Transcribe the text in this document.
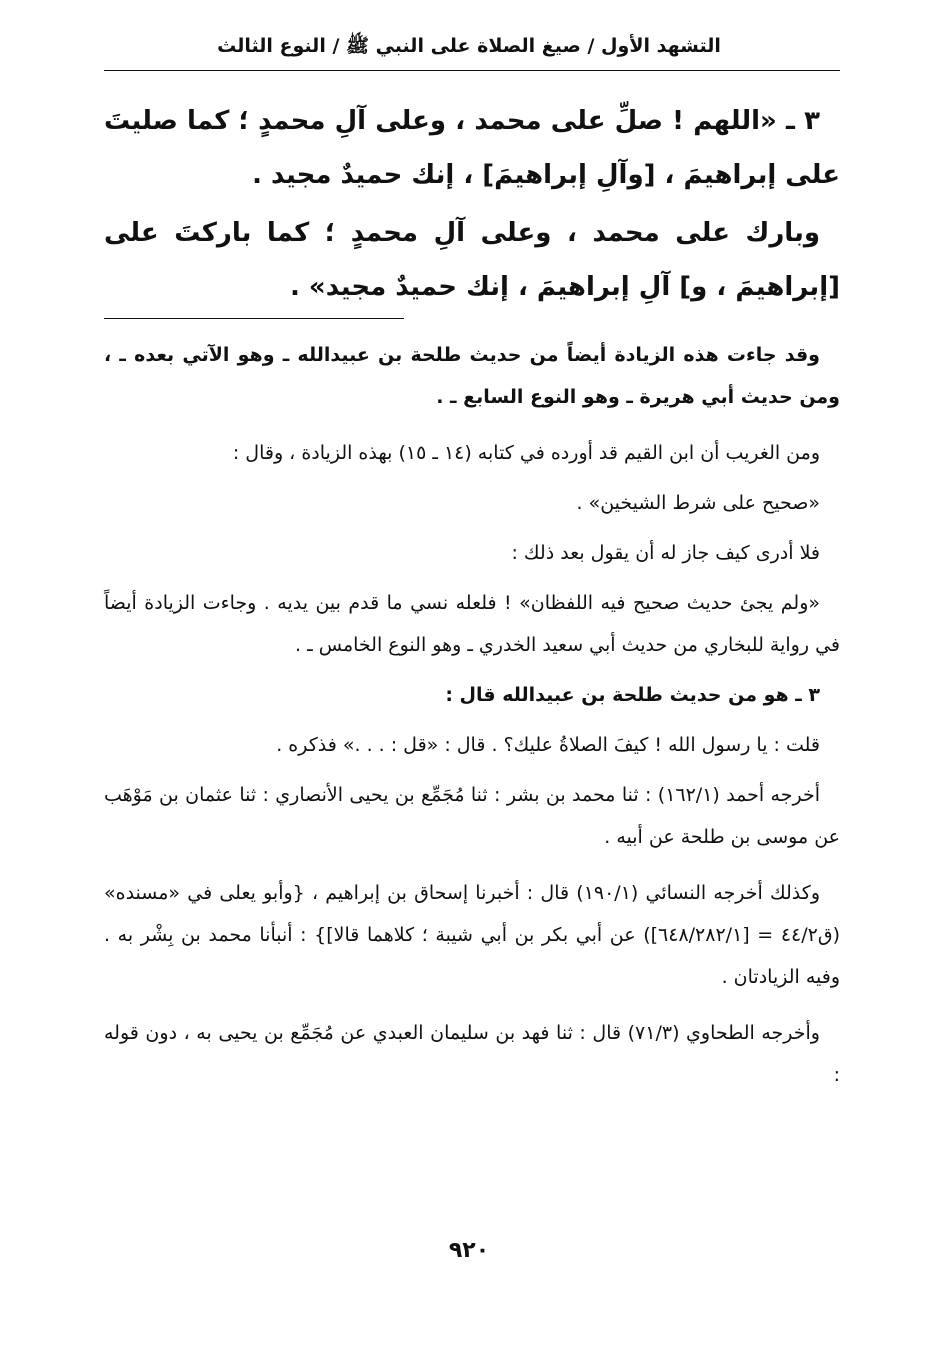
التشهد الأول / صيغ الصلاة على النبي ﷺ / النوع الثالث

٣ ـ «اللهم ! صلِّ على محمد ، وعلى آلِ محمدٍ ؛ كما صليتَ على إبراهيمَ ، [وآلِ إبراهيمَ] ، إنك حميدٌ مجيد .

وبارك على محمد ، وعلى آلِ محمدٍ ؛ كما باركتَ على [إبراهيمَ ، و] آلِ إبراهيمَ ، إنك حميدٌ مجيد» .

وقد جاءت هذه الزيادة أيضاً من حديث طلحة بن عبيدالله ـ وهو الآتي بعده ـ ، ومن حديث أبي هريرة ـ وهو النوع السابع ـ .

ومن الغريب أن ابن القيم قد أورده في كتابه (١٤ ـ ١٥) بهذه الزيادة ، وقال :

«صحيح على شرط الشيخين» .

فلا أدرى كيف جاز له أن يقول بعد ذلك :

«ولم يجئ حديث صحيح فيه اللفظان» ! فلعله نسي ما قدم بين يديه . وجاءت الزيادة أيضاً في رواية للبخاري من حديث أبي سعيد الخدري ـ وهو النوع الخامس ـ .

٣ ـ هو من حديث طلحة بن عبيدالله قال :

قلت : يا رسول الله ! كيفَ الصلاةُ عليك؟ . قال : «قل : . . .» فذكره .

أخرجه أحمد (١٦٢/١) : ثنا محمد بن بشر : ثنا مُجَمِّع بن يحيى الأنصاري : ثنا عثمان بن مَوْهَب عن موسى بن طلحة عن أبيه .

وكذلك أخرجه النسائي (١٩٠/١) قال : أخبرنا إسحاق بن إبراهيم ، {وأبو يعلى في «مسنده» (ق٤٤/٢ = [٦٤٨/٢٨٢/١]) عن أبي بكر بن أبي شيبة ؛ كلاهما قالا]} : أنبأنا محمد بن بِشْر به . وفيه الزيادتان .

وأخرجه الطحاوي (٧١/٣) قال : ثنا فهد بن سليمان العبدي عن مُجَمِّع بن يحيى به ، دون قوله :

٩٢٠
_____
▶ _Task brief_
Reproduce each line exactly, please, except for any pictures.

▶ _Completed task_
Transcribe the text in this document.
التشهد الأول / صيغ الصلاة على النبي ﷺ / النوع الثالث

٣ ـ «اللهم ! صلِّ على محمد ، وعلى آلِ محمدٍ ؛ كما صليتَ على إبراهيمَ ، [وآلِ إبراهيمَ] ، إنك حميدٌ مجيد .

وبارك على محمد ، وعلى آلِ محمدٍ ؛ كما باركتَ على [إبراهيمَ ، و] آلِ إبراهيمَ ، إنك حميدٌ مجيد» .

وقد جاءت هذه الزيادة أيضاً من حديث طلحة بن عبيدالله ـ وهو الآتي بعده ـ ، ومن حديث أبي هريرة ـ وهو النوع السابع ـ .

ومن الغريب أن ابن القيم قد أورده في كتابه (١٤ ـ ١٥) بهذه الزيادة ، وقال :

«صحيح على شرط الشيخين» .

فلا أدرى كيف جاز له أن يقول بعد ذلك :

«ولم يجئ حديث صحيح فيه اللفظان» ! فلعله نسي ما قدم بين يديه . وجاءت الزيادة أيضاً في رواية للبخاري من حديث أبي سعيد الخدري ـ وهو النوع الخامس ـ .

٣ ـ هو من حديث طلحة بن عبيدالله قال :

قلت : يا رسول الله ! كيفَ الصلاةُ عليك؟ . قال : «قل : . . .» فذكره .

أخرجه أحمد (١٦٢/١) : ثنا محمد بن بشر : ثنا مُجَمِّع بن يحيى الأنصاري : ثنا عثمان بن مَوْهَب عن موسى بن طلحة عن أبيه .

وكذلك أخرجه النسائي (١٩٠/١) قال : أخبرنا إسحاق بن إبراهيم ، {وأبو يعلى في «مسنده» (ق٤٤/٢ = [٦٤٨/٢٨٢/١]) عن أبي بكر بن أبي شيبة ؛ كلاهما قالا]} : أنبأنا محمد بن بِشْر به . وفيه الزيادتان .

وأخرجه الطحاوي (٧١/٣) قال : ثنا فهد بن سليمان العبدي عن مُجَمِّع بن يحيى به ، دون قوله :

٩٢٠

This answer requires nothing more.